**What to do:**
Please give the data below again in full, exactly as it stands.

## start Given information

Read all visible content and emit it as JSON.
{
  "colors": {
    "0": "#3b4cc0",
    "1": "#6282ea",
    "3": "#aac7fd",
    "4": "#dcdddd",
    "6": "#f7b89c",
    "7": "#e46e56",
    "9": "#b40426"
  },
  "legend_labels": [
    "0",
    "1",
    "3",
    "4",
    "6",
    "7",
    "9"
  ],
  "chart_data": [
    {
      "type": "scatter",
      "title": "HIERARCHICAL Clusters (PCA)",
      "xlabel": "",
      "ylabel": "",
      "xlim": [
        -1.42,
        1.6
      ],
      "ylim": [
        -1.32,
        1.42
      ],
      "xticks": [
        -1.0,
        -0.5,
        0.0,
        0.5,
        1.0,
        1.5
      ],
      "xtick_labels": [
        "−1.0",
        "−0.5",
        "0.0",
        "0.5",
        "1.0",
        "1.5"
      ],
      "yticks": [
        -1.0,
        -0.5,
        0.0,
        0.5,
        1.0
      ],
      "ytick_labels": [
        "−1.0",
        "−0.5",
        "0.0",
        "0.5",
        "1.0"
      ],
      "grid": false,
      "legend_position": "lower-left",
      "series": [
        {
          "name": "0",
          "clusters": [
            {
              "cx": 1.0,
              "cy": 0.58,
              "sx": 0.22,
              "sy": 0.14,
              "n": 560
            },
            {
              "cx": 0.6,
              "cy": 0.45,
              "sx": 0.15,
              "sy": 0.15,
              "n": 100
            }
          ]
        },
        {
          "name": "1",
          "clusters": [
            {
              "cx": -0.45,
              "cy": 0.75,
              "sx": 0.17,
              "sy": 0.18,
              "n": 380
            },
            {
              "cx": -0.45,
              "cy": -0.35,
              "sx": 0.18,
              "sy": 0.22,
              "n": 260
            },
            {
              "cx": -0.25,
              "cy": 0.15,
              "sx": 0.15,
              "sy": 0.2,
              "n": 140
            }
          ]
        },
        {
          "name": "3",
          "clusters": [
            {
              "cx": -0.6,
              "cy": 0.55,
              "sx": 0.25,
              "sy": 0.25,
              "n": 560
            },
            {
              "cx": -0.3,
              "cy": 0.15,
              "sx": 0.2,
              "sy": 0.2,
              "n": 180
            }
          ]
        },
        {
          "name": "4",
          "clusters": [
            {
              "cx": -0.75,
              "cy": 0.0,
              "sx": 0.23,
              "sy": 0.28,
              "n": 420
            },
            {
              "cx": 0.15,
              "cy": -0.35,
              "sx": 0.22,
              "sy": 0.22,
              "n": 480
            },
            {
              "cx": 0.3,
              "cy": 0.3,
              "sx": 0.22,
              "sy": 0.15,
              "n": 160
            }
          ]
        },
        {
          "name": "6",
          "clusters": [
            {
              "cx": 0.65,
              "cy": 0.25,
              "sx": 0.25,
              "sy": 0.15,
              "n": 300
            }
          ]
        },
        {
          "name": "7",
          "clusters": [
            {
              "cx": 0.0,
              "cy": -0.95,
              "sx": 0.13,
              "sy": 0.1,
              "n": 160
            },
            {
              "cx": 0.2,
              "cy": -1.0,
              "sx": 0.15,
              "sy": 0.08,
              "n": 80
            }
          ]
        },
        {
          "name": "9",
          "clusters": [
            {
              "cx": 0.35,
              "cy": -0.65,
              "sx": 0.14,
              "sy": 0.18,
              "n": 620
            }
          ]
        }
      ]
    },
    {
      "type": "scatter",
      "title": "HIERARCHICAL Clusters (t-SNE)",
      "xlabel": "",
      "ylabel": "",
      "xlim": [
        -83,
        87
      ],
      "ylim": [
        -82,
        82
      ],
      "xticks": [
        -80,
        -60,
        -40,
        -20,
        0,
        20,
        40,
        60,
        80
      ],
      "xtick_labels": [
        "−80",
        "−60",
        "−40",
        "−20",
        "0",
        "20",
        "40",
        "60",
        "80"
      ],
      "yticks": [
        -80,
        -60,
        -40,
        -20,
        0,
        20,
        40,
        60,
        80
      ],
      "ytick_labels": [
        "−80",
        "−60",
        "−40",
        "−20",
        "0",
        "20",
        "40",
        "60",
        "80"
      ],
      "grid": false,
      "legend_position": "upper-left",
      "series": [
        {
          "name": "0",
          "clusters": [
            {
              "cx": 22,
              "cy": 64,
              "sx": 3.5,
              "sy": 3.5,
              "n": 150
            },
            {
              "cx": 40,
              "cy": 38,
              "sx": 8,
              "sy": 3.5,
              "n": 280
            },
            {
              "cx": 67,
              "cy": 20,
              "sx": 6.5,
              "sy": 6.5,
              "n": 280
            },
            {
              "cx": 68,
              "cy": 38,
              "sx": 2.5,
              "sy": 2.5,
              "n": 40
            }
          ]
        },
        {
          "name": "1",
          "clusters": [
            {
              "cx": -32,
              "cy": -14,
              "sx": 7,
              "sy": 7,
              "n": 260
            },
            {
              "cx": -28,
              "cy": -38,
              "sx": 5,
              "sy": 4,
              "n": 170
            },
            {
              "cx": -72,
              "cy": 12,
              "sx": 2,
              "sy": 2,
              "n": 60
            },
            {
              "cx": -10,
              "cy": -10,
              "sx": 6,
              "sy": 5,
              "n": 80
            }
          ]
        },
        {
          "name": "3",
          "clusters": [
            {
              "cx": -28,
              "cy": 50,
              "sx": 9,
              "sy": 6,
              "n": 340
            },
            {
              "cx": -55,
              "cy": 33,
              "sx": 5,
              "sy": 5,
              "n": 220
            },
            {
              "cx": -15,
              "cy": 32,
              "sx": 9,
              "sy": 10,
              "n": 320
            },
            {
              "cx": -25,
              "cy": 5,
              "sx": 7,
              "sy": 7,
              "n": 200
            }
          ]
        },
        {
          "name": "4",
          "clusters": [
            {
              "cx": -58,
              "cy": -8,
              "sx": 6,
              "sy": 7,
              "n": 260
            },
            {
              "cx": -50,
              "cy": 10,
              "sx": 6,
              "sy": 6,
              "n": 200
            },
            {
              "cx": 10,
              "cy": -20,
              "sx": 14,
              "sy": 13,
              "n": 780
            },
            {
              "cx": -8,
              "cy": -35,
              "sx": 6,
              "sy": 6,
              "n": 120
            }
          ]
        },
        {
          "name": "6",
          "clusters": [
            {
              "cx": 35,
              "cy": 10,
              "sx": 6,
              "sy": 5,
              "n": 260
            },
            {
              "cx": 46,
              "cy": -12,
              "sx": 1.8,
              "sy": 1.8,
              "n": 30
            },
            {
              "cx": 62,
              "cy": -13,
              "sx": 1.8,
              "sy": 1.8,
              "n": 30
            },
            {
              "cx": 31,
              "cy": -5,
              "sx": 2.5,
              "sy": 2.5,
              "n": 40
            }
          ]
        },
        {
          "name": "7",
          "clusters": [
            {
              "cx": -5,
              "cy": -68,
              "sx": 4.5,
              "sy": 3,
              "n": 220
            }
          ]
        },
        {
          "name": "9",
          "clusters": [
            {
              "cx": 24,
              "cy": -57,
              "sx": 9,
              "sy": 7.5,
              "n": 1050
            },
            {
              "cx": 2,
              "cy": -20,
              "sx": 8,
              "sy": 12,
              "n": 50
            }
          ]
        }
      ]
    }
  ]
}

## end Given information

**Result for this task:**
Read all visible content and emit it as JSON.
{
  "colors": {
    "0": "#3b4cc0",
    "1": "#6282ea",
    "3": "#aac7fd",
    "4": "#dcdddd",
    "6": "#f7b89c",
    "7": "#e46e56",
    "9": "#b40426"
  },
  "legend_labels": [
    "0",
    "1",
    "3",
    "4",
    "6",
    "7",
    "9"
  ],
  "chart_data": [
    {
      "type": "scatter",
      "title": "HIERARCHICAL Clusters (PCA)",
      "xlabel": "",
      "ylabel": "",
      "xlim": [
        -1.42,
        1.6
      ],
      "ylim": [
        -1.32,
        1.42
      ],
      "xticks": [
        -1.0,
        -0.5,
        0.0,
        0.5,
        1.0,
        1.5
      ],
      "xtick_labels": [
        "−1.0",
        "−0.5",
        "0.0",
        "0.5",
        "1.0",
        "1.5"
      ],
      "yticks": [
        -1.0,
        -0.5,
        0.0,
        0.5,
        1.0
      ],
      "ytick_labels": [
        "−1.0",
        "−0.5",
        "0.0",
        "0.5",
        "1.0"
      ],
      "grid": false,
      "legend_position": "lower-left",
      "series": [
        {
          "name": "0",
          "clusters": [
            {
              "cx": 1.0,
              "cy": 0.58,
              "sx": 0.22,
              "sy": 0.14,
              "n": 560
            },
            {
              "cx": 0.6,
              "cy": 0.45,
              "sx": 0.15,
              "sy": 0.15,
              "n": 100
            }
          ]
        },
        {
          "name": "1",
          "clusters": [
            {
              "cx": -0.45,
              "cy": 0.75,
              "sx": 0.17,
              "sy": 0.18,
              "n": 380
            },
            {
              "cx": -0.45,
              "cy": -0.35,
              "sx": 0.18,
              "sy": 0.22,
              "n": 260
            },
            {
              "cx": -0.25,
              "cy": 0.15,
              "sx": 0.15,
              "sy": 0.2,
              "n": 140
            }
          ]
        },
        {
          "name": "3",
          "clusters": [
            {
              "cx": -0.6,
              "cy": 0.55,
              "sx": 0.25,
              "sy": 0.25,
              "n": 560
            },
            {
              "cx": -0.3,
              "cy": 0.15,
              "sx": 0.2,
              "sy": 0.2,
              "n": 180
            }
          ]
        },
        {
          "name": "4",
          "clusters": [
            {
              "cx": -0.75,
              "cy": 0.0,
              "sx": 0.23,
              "sy": 0.28,
              "n": 420
            },
            {
              "cx": 0.15,
              "cy": -0.35,
              "sx": 0.22,
              "sy": 0.22,
              "n": 480
            },
            {
              "cx": 0.3,
              "cy": 0.3,
              "sx": 0.22,
              "sy": 0.15,
              "n": 160
            }
          ]
        },
        {
          "name": "6",
          "clusters": [
            {
              "cx": 0.65,
              "cy": 0.25,
              "sx": 0.25,
              "sy": 0.15,
              "n": 300
            }
          ]
        },
        {
          "name": "7",
          "clusters": [
            {
              "cx": 0.0,
              "cy": -0.95,
              "sx": 0.13,
              "sy": 0.1,
              "n": 160
            },
            {
              "cx": 0.2,
              "cy": -1.0,
              "sx": 0.15,
              "sy": 0.08,
              "n": 80
            }
          ]
        },
        {
          "name": "9",
          "clusters": [
            {
              "cx": 0.35,
              "cy": -0.65,
              "sx": 0.14,
              "sy": 0.18,
              "n": 620
            }
          ]
        }
      ]
    },
    {
      "type": "scatter",
      "title": "HIERARCHICAL Clusters (t-SNE)",
      "xlabel": "",
      "ylabel": "",
      "xlim": [
        -83,
        87
      ],
      "ylim": [
        -82,
        82
      ],
      "xticks": [
        -80,
        -60,
        -40,
        -20,
        0,
        20,
        40,
        60,
        80
      ],
      "xtick_labels": [
        "−80",
        "−60",
        "−40",
        "−20",
        "0",
        "20",
        "40",
        "60",
        "80"
      ],
      "yticks": [
        -80,
        -60,
        -40,
        -20,
        0,
        20,
        40,
        60,
        80
      ],
      "ytick_labels": [
        "−80",
        "−60",
        "−40",
        "−20",
        "0",
        "20",
        "40",
        "60",
        "80"
      ],
      "grid": false,
      "legend_position": "upper-left",
      "series": [
        {
          "name": "0",
          "clusters": [
            {
              "cx": 22,
              "cy": 64,
              "sx": 3.5,
              "sy": 3.5,
              "n": 150
            },
            {
              "cx": 40,
              "cy": 38,
              "sx": 8,
              "sy": 3.5,
              "n": 280
            },
            {
              "cx": 67,
              "cy": 20,
              "sx": 6.5,
              "sy": 6.5,
              "n": 280
            },
            {
              "cx": 68,
              "cy": 38,
              "sx": 2.5,
              "sy": 2.5,
              "n": 40
            }
          ]
        },
        {
          "name": "1",
          "clusters": [
            {
              "cx": -32,
              "cy": -14,
              "sx": 7,
              "sy": 7,
              "n": 260
            },
            {
              "cx": -28,
              "cy": -38,
              "sx": 5,
              "sy": 4,
              "n": 170
            },
            {
              "cx": -72,
              "cy": 12,
              "sx": 2,
              "sy": 2,
              "n": 60
            },
            {
              "cx": -10,
              "cy": -10,
              "sx": 6,
              "sy": 5,
              "n": 80
            }
          ]
        },
        {
          "name": "3",
          "clusters": [
            {
              "cx": -28,
              "cy": 50,
              "sx": 9,
              "sy": 6,
              "n": 340
            },
            {
              "cx": -55,
              "cy": 33,
              "sx": 5,
              "sy": 5,
              "n": 220
            },
            {
              "cx": -15,
              "cy": 32,
              "sx": 9,
              "sy": 10,
              "n": 320
            },
            {
              "cx": -25,
              "cy": 5,
              "sx": 7,
              "sy": 7,
              "n": 200
            }
          ]
        },
        {
          "name": "4",
          "clusters": [
            {
              "cx": -58,
              "cy": -8,
              "sx": 6,
              "sy": 7,
              "n": 260
            },
            {
              "cx": -50,
              "cy": 10,
              "sx": 6,
              "sy": 6,
              "n": 200
            },
            {
              "cx": 10,
              "cy": -20,
              "sx": 14,
              "sy": 13,
              "n": 780
            },
            {
              "cx": -8,
              "cy": -35,
              "sx": 6,
              "sy": 6,
              "n": 120
            }
          ]
        },
        {
          "name": "6",
          "clusters": [
            {
              "cx": 35,
              "cy": 10,
              "sx": 6,
              "sy": 5,
              "n": 260
            },
            {
              "cx": 46,
              "cy": -12,
              "sx": 1.8,
              "sy": 1.8,
              "n": 30
            },
            {
              "cx": 62,
              "cy": -13,
              "sx": 1.8,
              "sy": 1.8,
              "n": 30
            },
            {
              "cx": 31,
              "cy": -5,
              "sx": 2.5,
              "sy": 2.5,
              "n": 40
            }
          ]
        },
        {
          "name": "7",
          "clusters": [
            {
              "cx": -5,
              "cy": -68,
              "sx": 4.5,
              "sy": 3,
              "n": 220
            }
          ]
        },
        {
          "name": "9",
          "clusters": [
            {
              "cx": 24,
              "cy": -57,
              "sx": 9,
              "sy": 7.5,
              "n": 1050
            },
            {
              "cx": 2,
              "cy": -20,
              "sx": 8,
              "sy": 12,
              "n": 50
            }
          ]
        }
      ]
    }
  ]
}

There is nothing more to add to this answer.